**GIVEN DATA:**
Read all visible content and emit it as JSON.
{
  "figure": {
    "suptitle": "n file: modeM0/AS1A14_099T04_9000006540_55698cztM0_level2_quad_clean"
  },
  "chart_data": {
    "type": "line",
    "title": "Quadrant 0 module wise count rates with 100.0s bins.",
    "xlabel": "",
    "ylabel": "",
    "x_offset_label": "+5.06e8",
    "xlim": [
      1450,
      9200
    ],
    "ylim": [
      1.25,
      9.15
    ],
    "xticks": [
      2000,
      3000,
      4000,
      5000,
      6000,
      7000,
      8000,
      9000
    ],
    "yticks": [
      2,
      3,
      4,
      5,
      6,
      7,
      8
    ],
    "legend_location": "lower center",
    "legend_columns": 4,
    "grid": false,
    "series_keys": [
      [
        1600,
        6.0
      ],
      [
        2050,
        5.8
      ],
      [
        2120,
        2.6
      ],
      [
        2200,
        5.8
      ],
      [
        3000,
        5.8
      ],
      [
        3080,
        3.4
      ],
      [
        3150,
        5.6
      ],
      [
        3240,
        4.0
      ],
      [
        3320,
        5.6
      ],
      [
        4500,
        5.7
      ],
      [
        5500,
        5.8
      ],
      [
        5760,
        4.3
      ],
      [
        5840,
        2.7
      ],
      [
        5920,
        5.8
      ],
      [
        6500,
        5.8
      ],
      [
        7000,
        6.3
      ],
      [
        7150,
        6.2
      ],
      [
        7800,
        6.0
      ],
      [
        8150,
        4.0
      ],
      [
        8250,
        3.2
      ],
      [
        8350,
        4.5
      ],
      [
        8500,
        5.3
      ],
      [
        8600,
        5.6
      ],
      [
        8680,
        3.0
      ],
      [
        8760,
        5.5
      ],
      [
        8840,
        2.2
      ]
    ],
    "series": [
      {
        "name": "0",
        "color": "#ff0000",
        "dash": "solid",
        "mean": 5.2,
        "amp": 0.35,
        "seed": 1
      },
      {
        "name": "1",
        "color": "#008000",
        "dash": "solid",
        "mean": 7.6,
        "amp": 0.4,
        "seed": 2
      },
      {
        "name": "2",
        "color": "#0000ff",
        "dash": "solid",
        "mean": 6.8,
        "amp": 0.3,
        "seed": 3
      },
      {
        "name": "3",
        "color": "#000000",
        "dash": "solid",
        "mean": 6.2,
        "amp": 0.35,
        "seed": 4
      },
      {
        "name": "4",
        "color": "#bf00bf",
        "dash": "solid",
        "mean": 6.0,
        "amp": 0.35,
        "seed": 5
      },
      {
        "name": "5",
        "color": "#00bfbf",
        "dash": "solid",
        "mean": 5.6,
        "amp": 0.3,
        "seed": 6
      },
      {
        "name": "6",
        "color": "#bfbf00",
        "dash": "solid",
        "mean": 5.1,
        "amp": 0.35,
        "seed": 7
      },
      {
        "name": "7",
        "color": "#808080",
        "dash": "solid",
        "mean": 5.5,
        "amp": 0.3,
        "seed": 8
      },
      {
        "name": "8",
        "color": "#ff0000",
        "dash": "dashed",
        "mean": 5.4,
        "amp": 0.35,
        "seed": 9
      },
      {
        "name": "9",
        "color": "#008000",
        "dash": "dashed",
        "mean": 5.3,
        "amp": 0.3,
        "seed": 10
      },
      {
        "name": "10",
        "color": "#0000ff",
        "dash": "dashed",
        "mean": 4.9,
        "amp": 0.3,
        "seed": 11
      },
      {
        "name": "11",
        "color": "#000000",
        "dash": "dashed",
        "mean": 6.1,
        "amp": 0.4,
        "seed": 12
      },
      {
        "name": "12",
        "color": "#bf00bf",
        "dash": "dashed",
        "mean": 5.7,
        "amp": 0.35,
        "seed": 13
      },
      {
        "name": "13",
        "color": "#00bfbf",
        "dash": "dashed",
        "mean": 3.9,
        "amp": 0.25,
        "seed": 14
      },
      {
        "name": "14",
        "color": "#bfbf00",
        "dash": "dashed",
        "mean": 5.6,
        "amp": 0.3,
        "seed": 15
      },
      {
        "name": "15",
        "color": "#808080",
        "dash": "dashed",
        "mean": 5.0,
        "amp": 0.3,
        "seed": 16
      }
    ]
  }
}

**WHAT YOU SHOULD DO:**
Generate an exact reproduction of all entries.

**CORRECT ANSWER:**
Read all visible content and emit it as JSON.
{
  "figure": {
    "suptitle": "n file: modeM0/AS1A14_099T04_9000006540_55698cztM0_level2_quad_clean"
  },
  "chart_data": {
    "type": "line",
    "title": "Quadrant 0 module wise count rates with 100.0s bins.",
    "xlabel": "",
    "ylabel": "",
    "x_offset_label": "+5.06e8",
    "xlim": [
      1450,
      9200
    ],
    "ylim": [
      1.25,
      9.15
    ],
    "xticks": [
      2000,
      3000,
      4000,
      5000,
      6000,
      7000,
      8000,
      9000
    ],
    "yticks": [
      2,
      3,
      4,
      5,
      6,
      7,
      8
    ],
    "legend_location": "lower center",
    "legend_columns": 4,
    "grid": false,
    "series_keys": [
      [
        1600,
        6.0
      ],
      [
        2050,
        5.8
      ],
      [
        2120,
        2.6
      ],
      [
        2200,
        5.8
      ],
      [
        3000,
        5.8
      ],
      [
        3080,
        3.4
      ],
      [
        3150,
        5.6
      ],
      [
        3240,
        4.0
      ],
      [
        3320,
        5.6
      ],
      [
        4500,
        5.7
      ],
      [
        5500,
        5.8
      ],
      [
        5760,
        4.3
      ],
      [
        5840,
        2.7
      ],
      [
        5920,
        5.8
      ],
      [
        6500,
        5.8
      ],
      [
        7000,
        6.3
      ],
      [
        7150,
        6.2
      ],
      [
        7800,
        6.0
      ],
      [
        8150,
        4.0
      ],
      [
        8250,
        3.2
      ],
      [
        8350,
        4.5
      ],
      [
        8500,
        5.3
      ],
      [
        8600,
        5.6
      ],
      [
        8680,
        3.0
      ],
      [
        8760,
        5.5
      ],
      [
        8840,
        2.2
      ]
    ],
    "series": [
      {
        "name": "0",
        "color": "#ff0000",
        "dash": "solid",
        "mean": 5.2,
        "amp": 0.35,
        "seed": 1
      },
      {
        "name": "1",
        "color": "#008000",
        "dash": "solid",
        "mean": 7.6,
        "amp": 0.4,
        "seed": 2
      },
      {
        "name": "2",
        "color": "#0000ff",
        "dash": "solid",
        "mean": 6.8,
        "amp": 0.3,
        "seed": 3
      },
      {
        "name": "3",
        "color": "#000000",
        "dash": "solid",
        "mean": 6.2,
        "amp": 0.35,
        "seed": 4
      },
      {
        "name": "4",
        "color": "#bf00bf",
        "dash": "solid",
        "mean": 6.0,
        "amp": 0.35,
        "seed": 5
      },
      {
        "name": "5",
        "color": "#00bfbf",
        "dash": "solid",
        "mean": 5.6,
        "amp": 0.3,
        "seed": 6
      },
      {
        "name": "6",
        "color": "#bfbf00",
        "dash": "solid",
        "mean": 5.1,
        "amp": 0.35,
        "seed": 7
      },
      {
        "name": "7",
        "color": "#808080",
        "dash": "solid",
        "mean": 5.5,
        "amp": 0.3,
        "seed": 8
      },
      {
        "name": "8",
        "color": "#ff0000",
        "dash": "dashed",
        "mean": 5.4,
        "amp": 0.35,
        "seed": 9
      },
      {
        "name": "9",
        "color": "#008000",
        "dash": "dashed",
        "mean": 5.3,
        "amp": 0.3,
        "seed": 10
      },
      {
        "name": "10",
        "color": "#0000ff",
        "dash": "dashed",
        "mean": 4.9,
        "amp": 0.3,
        "seed": 11
      },
      {
        "name": "11",
        "color": "#000000",
        "dash": "dashed",
        "mean": 6.1,
        "amp": 0.4,
        "seed": 12
      },
      {
        "name": "12",
        "color": "#bf00bf",
        "dash": "dashed",
        "mean": 5.7,
        "amp": 0.35,
        "seed": 13
      },
      {
        "name": "13",
        "color": "#00bfbf",
        "dash": "dashed",
        "mean": 3.9,
        "amp": 0.25,
        "seed": 14
      },
      {
        "name": "14",
        "color": "#bfbf00",
        "dash": "dashed",
        "mean": 5.6,
        "amp": 0.3,
        "seed": 15
      },
      {
        "name": "15",
        "color": "#808080",
        "dash": "dashed",
        "mean": 5.0,
        "amp": 0.3,
        "seed": 16
      }
    ]
  }
}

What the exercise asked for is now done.